◆ What the exercise asks: Scan the lines below for the string "Зарегистрироваться" and copy every one that has it.

◆ Records to process:
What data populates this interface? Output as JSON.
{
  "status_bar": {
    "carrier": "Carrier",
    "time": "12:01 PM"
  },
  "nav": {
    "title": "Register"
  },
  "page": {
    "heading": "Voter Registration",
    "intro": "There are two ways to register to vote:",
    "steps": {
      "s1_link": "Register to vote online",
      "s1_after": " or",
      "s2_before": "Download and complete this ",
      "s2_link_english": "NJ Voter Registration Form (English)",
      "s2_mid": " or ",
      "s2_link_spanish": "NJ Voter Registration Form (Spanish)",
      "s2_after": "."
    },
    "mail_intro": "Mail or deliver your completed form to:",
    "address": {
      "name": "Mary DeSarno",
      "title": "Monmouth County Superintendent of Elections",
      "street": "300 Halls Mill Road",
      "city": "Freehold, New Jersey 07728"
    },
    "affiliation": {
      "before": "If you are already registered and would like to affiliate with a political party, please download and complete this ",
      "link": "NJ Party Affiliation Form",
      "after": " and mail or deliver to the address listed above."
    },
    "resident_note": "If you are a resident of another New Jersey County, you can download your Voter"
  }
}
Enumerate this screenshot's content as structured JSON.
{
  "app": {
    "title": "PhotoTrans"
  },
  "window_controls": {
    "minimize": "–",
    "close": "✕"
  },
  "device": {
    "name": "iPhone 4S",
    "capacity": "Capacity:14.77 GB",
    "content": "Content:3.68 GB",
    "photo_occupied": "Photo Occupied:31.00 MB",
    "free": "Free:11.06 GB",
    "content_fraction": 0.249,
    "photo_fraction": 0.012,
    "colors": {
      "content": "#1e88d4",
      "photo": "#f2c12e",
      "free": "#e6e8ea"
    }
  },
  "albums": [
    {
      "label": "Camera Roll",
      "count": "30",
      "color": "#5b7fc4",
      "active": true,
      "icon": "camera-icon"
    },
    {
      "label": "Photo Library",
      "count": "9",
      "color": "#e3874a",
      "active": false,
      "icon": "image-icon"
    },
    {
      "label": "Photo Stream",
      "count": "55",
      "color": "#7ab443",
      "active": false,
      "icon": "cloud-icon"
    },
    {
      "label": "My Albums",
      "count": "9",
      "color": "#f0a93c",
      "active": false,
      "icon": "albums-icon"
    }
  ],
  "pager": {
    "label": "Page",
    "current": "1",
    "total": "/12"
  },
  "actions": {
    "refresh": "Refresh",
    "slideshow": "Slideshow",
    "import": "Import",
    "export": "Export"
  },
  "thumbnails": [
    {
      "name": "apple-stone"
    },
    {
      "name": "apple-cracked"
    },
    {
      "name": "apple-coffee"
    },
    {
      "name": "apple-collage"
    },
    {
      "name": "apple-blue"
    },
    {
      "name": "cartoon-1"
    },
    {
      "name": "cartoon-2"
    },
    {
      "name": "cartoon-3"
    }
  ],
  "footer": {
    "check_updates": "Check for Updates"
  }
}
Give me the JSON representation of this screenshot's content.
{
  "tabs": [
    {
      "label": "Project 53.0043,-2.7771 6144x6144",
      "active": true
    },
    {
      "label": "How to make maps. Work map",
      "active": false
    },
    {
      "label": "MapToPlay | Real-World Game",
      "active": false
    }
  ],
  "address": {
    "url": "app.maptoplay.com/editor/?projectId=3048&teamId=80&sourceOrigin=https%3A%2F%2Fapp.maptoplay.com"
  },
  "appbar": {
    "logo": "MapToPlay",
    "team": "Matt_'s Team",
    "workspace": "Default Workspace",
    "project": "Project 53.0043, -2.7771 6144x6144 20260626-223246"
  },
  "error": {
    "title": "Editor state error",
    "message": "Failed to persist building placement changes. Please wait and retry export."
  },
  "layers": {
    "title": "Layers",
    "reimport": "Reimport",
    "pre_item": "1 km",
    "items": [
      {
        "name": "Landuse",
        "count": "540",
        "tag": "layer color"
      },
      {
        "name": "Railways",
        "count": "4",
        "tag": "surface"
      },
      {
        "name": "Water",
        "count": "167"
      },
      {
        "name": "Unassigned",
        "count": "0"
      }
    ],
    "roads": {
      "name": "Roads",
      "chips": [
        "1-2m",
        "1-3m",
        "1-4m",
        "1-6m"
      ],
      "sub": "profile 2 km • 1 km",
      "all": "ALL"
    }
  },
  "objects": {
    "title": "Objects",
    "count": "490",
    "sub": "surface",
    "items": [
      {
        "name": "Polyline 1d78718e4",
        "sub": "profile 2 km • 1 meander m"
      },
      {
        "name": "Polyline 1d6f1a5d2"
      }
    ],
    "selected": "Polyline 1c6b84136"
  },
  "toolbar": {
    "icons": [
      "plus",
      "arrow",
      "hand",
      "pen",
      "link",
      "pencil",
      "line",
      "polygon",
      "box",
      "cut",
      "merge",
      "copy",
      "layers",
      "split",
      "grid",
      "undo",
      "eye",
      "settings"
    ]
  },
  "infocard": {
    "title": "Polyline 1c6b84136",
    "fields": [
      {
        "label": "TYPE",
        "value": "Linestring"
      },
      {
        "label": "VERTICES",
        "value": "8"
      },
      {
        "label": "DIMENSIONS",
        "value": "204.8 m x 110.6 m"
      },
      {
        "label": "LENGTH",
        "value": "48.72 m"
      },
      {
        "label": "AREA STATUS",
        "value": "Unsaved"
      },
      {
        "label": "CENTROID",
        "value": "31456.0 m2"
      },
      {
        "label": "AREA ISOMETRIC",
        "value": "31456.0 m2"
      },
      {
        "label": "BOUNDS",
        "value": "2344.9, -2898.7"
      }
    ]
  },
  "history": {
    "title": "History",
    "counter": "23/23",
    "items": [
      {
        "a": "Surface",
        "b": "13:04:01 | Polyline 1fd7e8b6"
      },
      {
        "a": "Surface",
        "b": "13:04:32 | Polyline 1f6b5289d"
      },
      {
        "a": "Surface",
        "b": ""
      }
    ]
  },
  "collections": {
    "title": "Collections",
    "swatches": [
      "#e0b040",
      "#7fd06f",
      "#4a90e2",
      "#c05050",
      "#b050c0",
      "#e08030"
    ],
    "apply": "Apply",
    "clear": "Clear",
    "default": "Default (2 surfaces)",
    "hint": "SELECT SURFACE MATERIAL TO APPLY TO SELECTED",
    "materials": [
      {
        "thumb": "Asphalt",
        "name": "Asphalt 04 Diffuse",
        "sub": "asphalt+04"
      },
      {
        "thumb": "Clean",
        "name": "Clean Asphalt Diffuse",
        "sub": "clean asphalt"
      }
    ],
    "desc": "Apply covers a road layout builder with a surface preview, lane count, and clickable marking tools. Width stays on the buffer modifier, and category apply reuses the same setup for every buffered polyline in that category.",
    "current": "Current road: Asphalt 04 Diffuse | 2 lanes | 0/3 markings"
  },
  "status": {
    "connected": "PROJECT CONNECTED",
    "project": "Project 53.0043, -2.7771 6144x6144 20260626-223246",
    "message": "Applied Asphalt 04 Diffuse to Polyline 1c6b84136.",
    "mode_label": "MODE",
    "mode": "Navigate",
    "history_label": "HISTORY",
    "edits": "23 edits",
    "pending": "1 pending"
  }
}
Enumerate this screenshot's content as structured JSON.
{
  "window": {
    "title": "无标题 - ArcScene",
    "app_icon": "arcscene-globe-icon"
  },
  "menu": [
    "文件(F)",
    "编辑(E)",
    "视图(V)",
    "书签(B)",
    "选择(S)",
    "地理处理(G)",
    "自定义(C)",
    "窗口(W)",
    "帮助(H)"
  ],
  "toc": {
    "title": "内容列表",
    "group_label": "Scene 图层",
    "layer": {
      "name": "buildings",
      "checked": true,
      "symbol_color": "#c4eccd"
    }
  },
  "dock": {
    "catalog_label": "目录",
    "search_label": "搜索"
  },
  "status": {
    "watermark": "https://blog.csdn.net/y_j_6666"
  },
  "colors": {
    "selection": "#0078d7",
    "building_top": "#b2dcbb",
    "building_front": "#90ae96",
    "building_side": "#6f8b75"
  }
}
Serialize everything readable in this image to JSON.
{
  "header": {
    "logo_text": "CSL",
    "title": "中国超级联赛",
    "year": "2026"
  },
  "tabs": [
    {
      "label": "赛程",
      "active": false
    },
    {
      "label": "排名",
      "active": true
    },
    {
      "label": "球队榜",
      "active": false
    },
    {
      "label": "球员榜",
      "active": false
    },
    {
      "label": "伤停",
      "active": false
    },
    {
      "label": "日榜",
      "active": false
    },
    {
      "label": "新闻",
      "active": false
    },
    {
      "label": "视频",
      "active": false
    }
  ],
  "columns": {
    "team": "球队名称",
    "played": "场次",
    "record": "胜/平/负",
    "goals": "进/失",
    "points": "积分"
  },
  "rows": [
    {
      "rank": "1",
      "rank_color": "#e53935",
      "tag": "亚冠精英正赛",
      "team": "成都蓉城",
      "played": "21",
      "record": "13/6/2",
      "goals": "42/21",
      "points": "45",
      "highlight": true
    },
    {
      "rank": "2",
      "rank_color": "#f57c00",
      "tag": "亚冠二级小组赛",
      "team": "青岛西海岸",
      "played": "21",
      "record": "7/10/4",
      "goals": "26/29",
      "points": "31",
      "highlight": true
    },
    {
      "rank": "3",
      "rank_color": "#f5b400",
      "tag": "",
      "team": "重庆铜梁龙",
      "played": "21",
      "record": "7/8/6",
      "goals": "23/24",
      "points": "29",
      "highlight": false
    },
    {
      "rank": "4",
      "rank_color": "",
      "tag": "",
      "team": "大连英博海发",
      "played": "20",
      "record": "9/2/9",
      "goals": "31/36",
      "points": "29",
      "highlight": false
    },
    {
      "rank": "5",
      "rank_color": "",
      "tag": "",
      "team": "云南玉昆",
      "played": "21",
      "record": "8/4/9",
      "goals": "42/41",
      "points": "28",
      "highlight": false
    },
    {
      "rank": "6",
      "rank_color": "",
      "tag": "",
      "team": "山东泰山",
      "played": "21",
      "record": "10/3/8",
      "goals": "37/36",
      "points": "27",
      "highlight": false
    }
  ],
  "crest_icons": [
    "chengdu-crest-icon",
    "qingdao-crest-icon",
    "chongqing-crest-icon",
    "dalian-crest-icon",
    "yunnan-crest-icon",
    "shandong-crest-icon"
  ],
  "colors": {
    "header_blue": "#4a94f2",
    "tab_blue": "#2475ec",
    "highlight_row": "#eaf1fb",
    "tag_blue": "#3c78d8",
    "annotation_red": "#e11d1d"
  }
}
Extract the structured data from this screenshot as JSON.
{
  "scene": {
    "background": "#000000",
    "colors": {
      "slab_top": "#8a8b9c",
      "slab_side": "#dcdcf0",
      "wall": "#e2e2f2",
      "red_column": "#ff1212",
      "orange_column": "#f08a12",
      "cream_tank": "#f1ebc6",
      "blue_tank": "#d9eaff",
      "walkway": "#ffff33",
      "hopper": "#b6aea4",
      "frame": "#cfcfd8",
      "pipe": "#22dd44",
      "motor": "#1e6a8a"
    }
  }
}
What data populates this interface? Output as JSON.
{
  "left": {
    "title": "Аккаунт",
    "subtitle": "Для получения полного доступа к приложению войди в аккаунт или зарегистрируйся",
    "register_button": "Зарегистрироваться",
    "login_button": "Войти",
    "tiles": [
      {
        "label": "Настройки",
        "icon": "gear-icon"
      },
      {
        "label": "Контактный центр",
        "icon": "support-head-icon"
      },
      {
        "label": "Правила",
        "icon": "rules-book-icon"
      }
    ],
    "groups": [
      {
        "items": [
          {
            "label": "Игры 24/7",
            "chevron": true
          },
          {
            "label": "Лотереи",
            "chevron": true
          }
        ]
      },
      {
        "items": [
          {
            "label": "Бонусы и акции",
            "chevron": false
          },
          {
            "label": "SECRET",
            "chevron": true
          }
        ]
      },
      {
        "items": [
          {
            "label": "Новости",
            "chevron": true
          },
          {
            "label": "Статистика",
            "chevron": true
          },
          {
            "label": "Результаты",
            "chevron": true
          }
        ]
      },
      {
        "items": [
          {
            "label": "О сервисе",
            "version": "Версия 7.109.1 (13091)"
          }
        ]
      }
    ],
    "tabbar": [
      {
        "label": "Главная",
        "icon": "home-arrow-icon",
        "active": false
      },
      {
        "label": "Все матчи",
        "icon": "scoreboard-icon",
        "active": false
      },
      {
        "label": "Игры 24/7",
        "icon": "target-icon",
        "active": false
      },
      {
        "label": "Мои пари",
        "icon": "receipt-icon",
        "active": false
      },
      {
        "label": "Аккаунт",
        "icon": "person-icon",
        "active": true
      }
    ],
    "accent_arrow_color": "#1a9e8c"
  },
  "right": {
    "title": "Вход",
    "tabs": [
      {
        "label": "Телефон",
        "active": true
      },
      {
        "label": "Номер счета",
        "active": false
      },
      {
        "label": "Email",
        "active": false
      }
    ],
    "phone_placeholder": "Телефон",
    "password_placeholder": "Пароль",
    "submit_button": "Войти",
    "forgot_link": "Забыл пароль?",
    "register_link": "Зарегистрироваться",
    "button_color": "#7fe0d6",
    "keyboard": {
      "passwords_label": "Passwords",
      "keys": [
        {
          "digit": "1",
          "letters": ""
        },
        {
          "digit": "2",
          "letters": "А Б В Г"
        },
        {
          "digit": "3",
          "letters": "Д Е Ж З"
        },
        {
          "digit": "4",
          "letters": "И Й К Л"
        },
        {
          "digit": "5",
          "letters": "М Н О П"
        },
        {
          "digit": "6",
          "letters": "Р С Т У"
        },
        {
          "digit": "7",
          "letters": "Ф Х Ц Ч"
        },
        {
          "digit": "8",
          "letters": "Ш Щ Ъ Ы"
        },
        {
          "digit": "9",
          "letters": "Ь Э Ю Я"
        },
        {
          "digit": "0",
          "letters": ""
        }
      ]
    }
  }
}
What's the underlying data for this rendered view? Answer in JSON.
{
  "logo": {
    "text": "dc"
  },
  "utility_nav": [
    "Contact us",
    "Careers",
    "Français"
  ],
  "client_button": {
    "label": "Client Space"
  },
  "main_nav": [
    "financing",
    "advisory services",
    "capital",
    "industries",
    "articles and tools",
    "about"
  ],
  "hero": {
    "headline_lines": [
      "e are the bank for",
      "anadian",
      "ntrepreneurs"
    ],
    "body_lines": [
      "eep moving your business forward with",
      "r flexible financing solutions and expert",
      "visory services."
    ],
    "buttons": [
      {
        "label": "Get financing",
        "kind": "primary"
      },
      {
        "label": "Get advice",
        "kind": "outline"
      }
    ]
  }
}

◆ Response to the task:
    "register_button": "Зарегистрироваться",
    "register_link": "Зарегистрироваться",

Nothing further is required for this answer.